Data records:
⁂

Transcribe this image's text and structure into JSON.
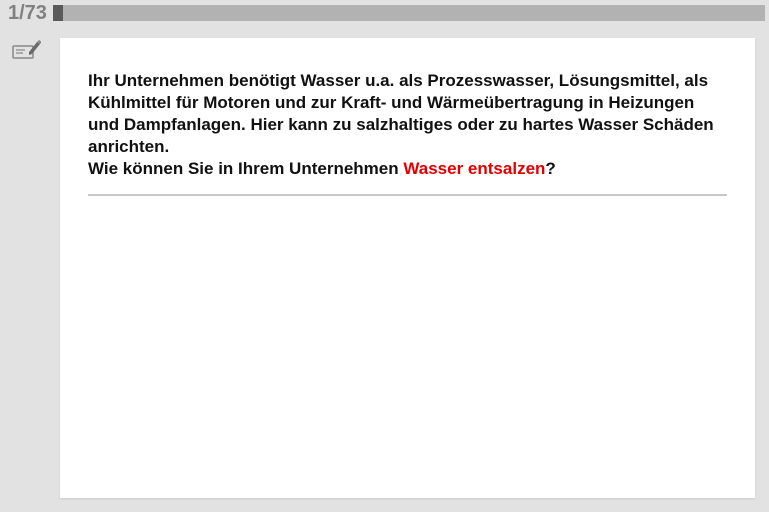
{
  "progress": {
    "current": 1,
    "total": 73,
    "label": "1/73",
    "fill_percent": 1.37
  },
  "question": {
    "intro1": "Ihr Unternehmen benötigt Wasser u.a. als Prozesswasser, Lösungsmittel, als Kühlmittel für Motoren und zur Kraft- und Wärmeübertragung in Heizungen und Dampfanlagen. Hier kann zu salzhaltiges oder zu hartes Wasser Schäden anrichten.",
    "prompt_prefix": "Wie können Sie in Ihrem Unternehmen ",
    "highlight": "Wasser entsalzen",
    "prompt_suffix": "?"
  },
  "icons": {
    "edit": "edit-icon"
  }
}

⁂

__EXERCISE DETAILS__
The entries above are to be returned exactly, without their pictures.

__SOLUTION FOR THIS EXERCISE__
Transcribe this image's text and structure into JSON.
{
  "progress": {
    "current": 1,
    "total": 73,
    "label": "1/73",
    "fill_percent": 1.37
  },
  "question": {
    "intro1": "Ihr Unternehmen benötigt Wasser u.a. als Prozesswasser, Lösungsmittel, als Kühlmittel für Motoren und zur Kraft- und Wärmeübertragung in Heizungen und Dampfanlagen. Hier kann zu salzhaltiges oder zu hartes Wasser Schäden anrichten.",
    "prompt_prefix": "Wie können Sie in Ihrem Unternehmen ",
    "highlight": "Wasser entsalzen",
    "prompt_suffix": "?"
  },
  "icons": {
    "edit": "edit-icon"
  }
}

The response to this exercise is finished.